**What to work on:** Exclude any images and output the remaining records exactly.

**Records for the exercise:**
——————————

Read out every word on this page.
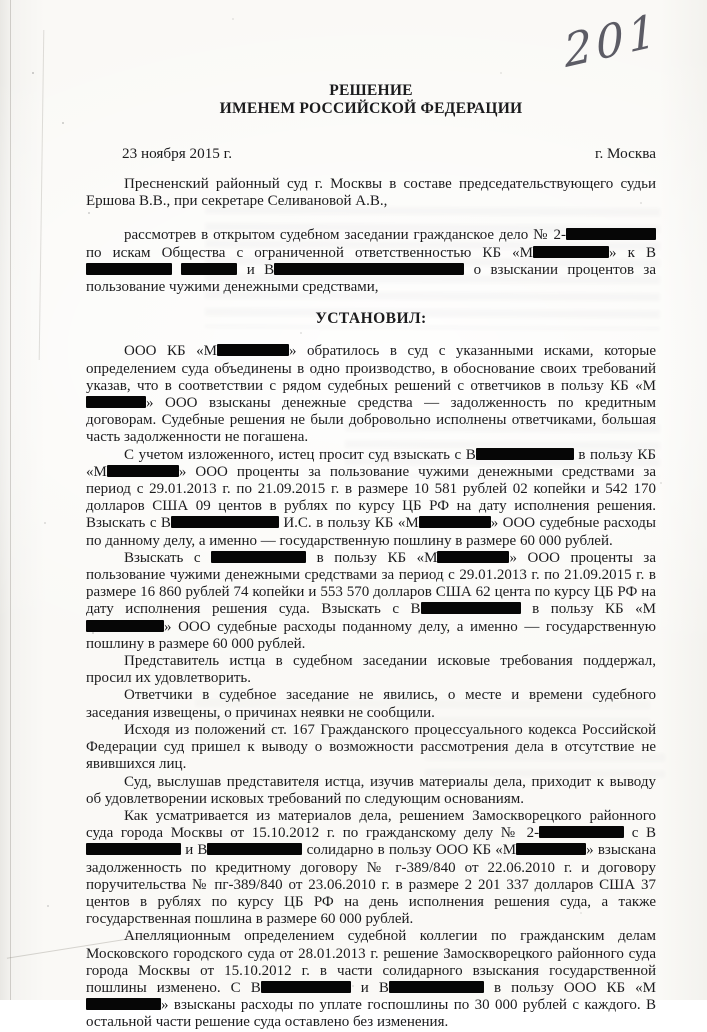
201
РЕШЕНИЕ
ИМЕНЕМ РОССИЙСКОЙ ФЕДЕРАЦИИ
23 ноября 2015 г.	г. Москва

Пресненский районный суд г. Москвы в составе председательствующего судьи Ершова В.В., при секретаре Селивановой А.В.,

рассмотрев в открытом судебном заседании гражданское дело № 2- по искам Общества с ограниченной ответственностью КБ «М	» к В  и В	о взыскании процентов за пользование чужими денежными средствами,

УСТАНОВИЛ:

ООО КБ «М	» обратилось в суд с указанными исками, которые определением суда объединены в одно производство, в обоснование своих требований указав, что в соответствии с рядом судебных решений с ответчиков в пользу КБ «М» ООО взысканы денежные средства — задолженность по кредитным договорам. Судебные решения не были добровольно исполнены ответчиками, большая часть задолженности не погашена.

С учетом изложенного, истец просит суд взыскать с В	в пользу КБ «М	» ООО проценты за пользование чужими денежными средствами за период с 29.01.2013 г. по 21.09.2015 г. в размере 10 581 рублей 02 копейки и 542 170 долларов США 09 центов в рублях по курсу ЦБ РФ на дату исполнения решения. Взыскать с В	И.С. в пользу КБ «М	» ООО судебные расходы по данному делу, а именно — государственную пошлину в размере 60 000 рублей.

Взыскать с	в пользу КБ «М	» ООО проценты за пользование чужими денежными средствами за период с 29.01.2013 г. по 21.09.2015 г. в размере 16 860 рублей 74 копейки и 553 570 долларов США 62 цента по курсу ЦБ РФ на дату исполнения решения суда. Взыскать с В	в пользу КБ «М» ООО судебные расходы поданному делу, а именно — государственную пошлину в размере 60 000 рублей.

Представитель истца в судебном заседании исковые требования поддержал, просил их удовлетворить.

Ответчики в судебное заседание не явились, о месте и времени судебного заседания извещены, о причинах неявки не сообщили.

Исходя из положений ст. 167 Гражданского процессуального кодекса Российской Федерации суд пришел к выводу о возможности рассмотрения дела в отсутствие не явившихся лиц.

Суд, выслушав представителя истца, изучив материалы дела, приходит к выводу об удовлетворении исковых требований по следующим основаниям.

Как усматривается из материалов дела, решением Замоскворецкого районного суда города Москвы от 15.10.2012 г. по гражданскому делу № 2-	с В и В	солидарно в пользу ООО КБ «М	» взыскана задолженность по кредитному договору № г-389/840 от 22.06.2010 г. и договору поручительства № пг-389/840 от 23.06.2010 г. в размере 2 201 337 долларов США 37 центов в рублях по курсу ЦБ РФ на день исполнения решения суда, а также государственная пошлина в размере 60 000 рублей.

Апелляционным определением судебной коллегии по гражданским делам Московского городского суда от 28.01.2013 г. решение Замоскворецкого районного суда города Москвы от 15.10.2012 г. в части солидарного взыскания государственной пошлины изменено. С В	и В	в пользу ООО КБ «М» взысканы расходы по уплате госпошлины по 30 000 рублей с каждого. В остальной части решение суда оставлено без изменения.
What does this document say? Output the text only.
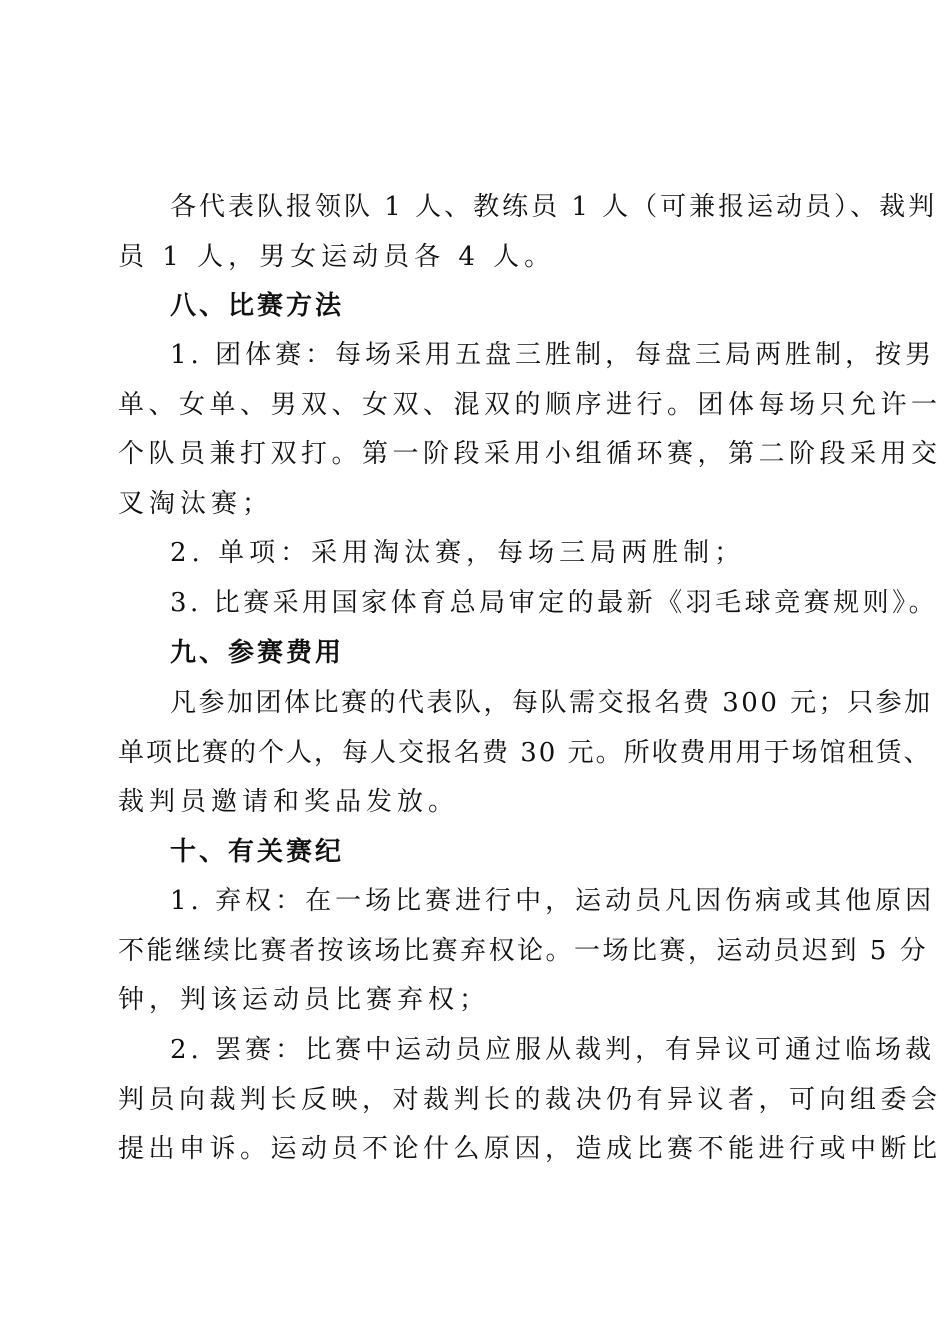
各代表队报领队 1 人、教练员 1 人（可兼报运动员）、裁判
员 1 人，男女运动员各 4 人。
八、比赛方法
1. 团体赛：每场采用五盘三胜制，每盘三局两胜制，按男
单、女单、男双、女双、混双的顺序进行。团体每场只允许一
个队员兼打双打。第一阶段采用小组循环赛，第二阶段采用交
叉淘汰赛；
2. 单项：采用淘汰赛，每场三局两胜制；
3. 比赛采用国家体育总局审定的最新《羽毛球竞赛规则》。
九、参赛费用
凡参加团体比赛的代表队，每队需交报名费 300 元；只参加
单项比赛的个人，每人交报名费 30 元。所收费用用于场馆租赁、
裁判员邀请和奖品发放。
十、有关赛纪
1. 弃权：在一场比赛进行中，运动员凡因伤病或其他原因
不能继续比赛者按该场比赛弃权论。一场比赛，运动员迟到 5 分
钟，判该运动员比赛弃权；
2. 罢赛：比赛中运动员应服从裁判，有异议可通过临场裁
判员向裁判长反映，对裁判长的裁决仍有异议者，可向组委会
提出申诉。运动员不论什么原因，造成比赛不能进行或中断比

——————————

**Written response:**
Read out every word on this page.
201
РЕШЕНИЕ
ИМЕНЕМ РОССИЙСКОЙ ФЕДЕРАЦИИ
23 ноября 2015 г.	г. Москва

Пресненский районный суд г. Москвы в составе председательствующего судьи Ершова В.В., при секретаре Селивановой А.В.,

рассмотрев в открытом судебном заседании гражданское дело № 2- по искам Общества с ограниченной ответственностью КБ «М	» к В  и В	о взыскании процентов за пользование чужими денежными средствами,

УСТАНОВИЛ:

ООО КБ «М	» обратилось в суд с указанными исками, которые определением суда объединены в одно производство, в обоснование своих требований указав, что в соответствии с рядом судебных решений с ответчиков в пользу КБ «М» ООО взысканы денежные средства — задолженность по кредитным договорам. Судебные решения не были добровольно исполнены ответчиками, большая часть задолженности не погашена.

С учетом изложенного, истец просит суд взыскать с В	в пользу КБ «М	» ООО проценты за пользование чужими денежными средствами за период с 29.01.2013 г. по 21.09.2015 г. в размере 10 581 рублей 02 копейки и 542 170 долларов США 09 центов в рублях по курсу ЦБ РФ на дату исполнения решения. Взыскать с В	И.С. в пользу КБ «М	» ООО судебные расходы по данному делу, а именно — государственную пошлину в размере 60 000 рублей.

Взыскать с	в пользу КБ «М	» ООО проценты за пользование чужими денежными средствами за период с 29.01.2013 г. по 21.09.2015 г. в размере 16 860 рублей 74 копейки и 553 570 долларов США 62 цента по курсу ЦБ РФ на дату исполнения решения суда. Взыскать с В	в пользу КБ «М» ООО судебные расходы поданному делу, а именно — государственную пошлину в размере 60 000 рублей.

Представитель истца в судебном заседании исковые требования поддержал, просил их удовлетворить.

Ответчики в судебное заседание не явились, о месте и времени судебного заседания извещены, о причинах неявки не сообщили.

Исходя из положений ст. 167 Гражданского процессуального кодекса Российской Федерации суд пришел к выводу о возможности рассмотрения дела в отсутствие не явившихся лиц.

Суд, выслушав представителя истца, изучив материалы дела, приходит к выводу об удовлетворении исковых требований по следующим основаниям.

Как усматривается из материалов дела, решением Замоскворецкого районного суда города Москвы от 15.10.2012 г. по гражданскому делу № 2-	с В и В	солидарно в пользу ООО КБ «М	» взыскана задолженность по кредитному договору № г-389/840 от 22.06.2010 г. и договору поручительства № пг-389/840 от 23.06.2010 г. в размере 2 201 337 долларов США 37 центов в рублях по курсу ЦБ РФ на день исполнения решения суда, а также государственная пошлина в размере 60 000 рублей.

Апелляционным определением судебной коллегии по гражданским делам Московского городского суда от 28.01.2013 г. решение Замоскворецкого районного суда города Москвы от 15.10.2012 г. в части солидарного взыскания государственной пошлины изменено. С В	и В	в пользу ООО КБ «М» взысканы расходы по уплате госпошлины по 30 000 рублей с каждого. В остальной части решение суда оставлено без изменения.
What does this document say? Output the text only.
各代表队报领队 1 人、教练员 1 人（可兼报运动员）、裁判
员 1 人，男女运动员各 4 人。
八、比赛方法
1. 团体赛：每场采用五盘三胜制，每盘三局两胜制，按男
单、女单、男双、女双、混双的顺序进行。团体每场只允许一
个队员兼打双打。第一阶段采用小组循环赛，第二阶段采用交
叉淘汰赛；
2. 单项：采用淘汰赛，每场三局两胜制；
3. 比赛采用国家体育总局审定的最新《羽毛球竞赛规则》。
九、参赛费用
凡参加团体比赛的代表队，每队需交报名费 300 元；只参加
单项比赛的个人，每人交报名费 30 元。所收费用用于场馆租赁、
裁判员邀请和奖品发放。
十、有关赛纪
1. 弃权：在一场比赛进行中，运动员凡因伤病或其他原因
不能继续比赛者按该场比赛弃权论。一场比赛，运动员迟到 5 分
钟，判该运动员比赛弃权；
2. 罢赛：比赛中运动员应服从裁判，有异议可通过临场裁
判员向裁判长反映，对裁判长的裁决仍有异议者，可向组委会
提出申诉。运动员不论什么原因，造成比赛不能进行或中断比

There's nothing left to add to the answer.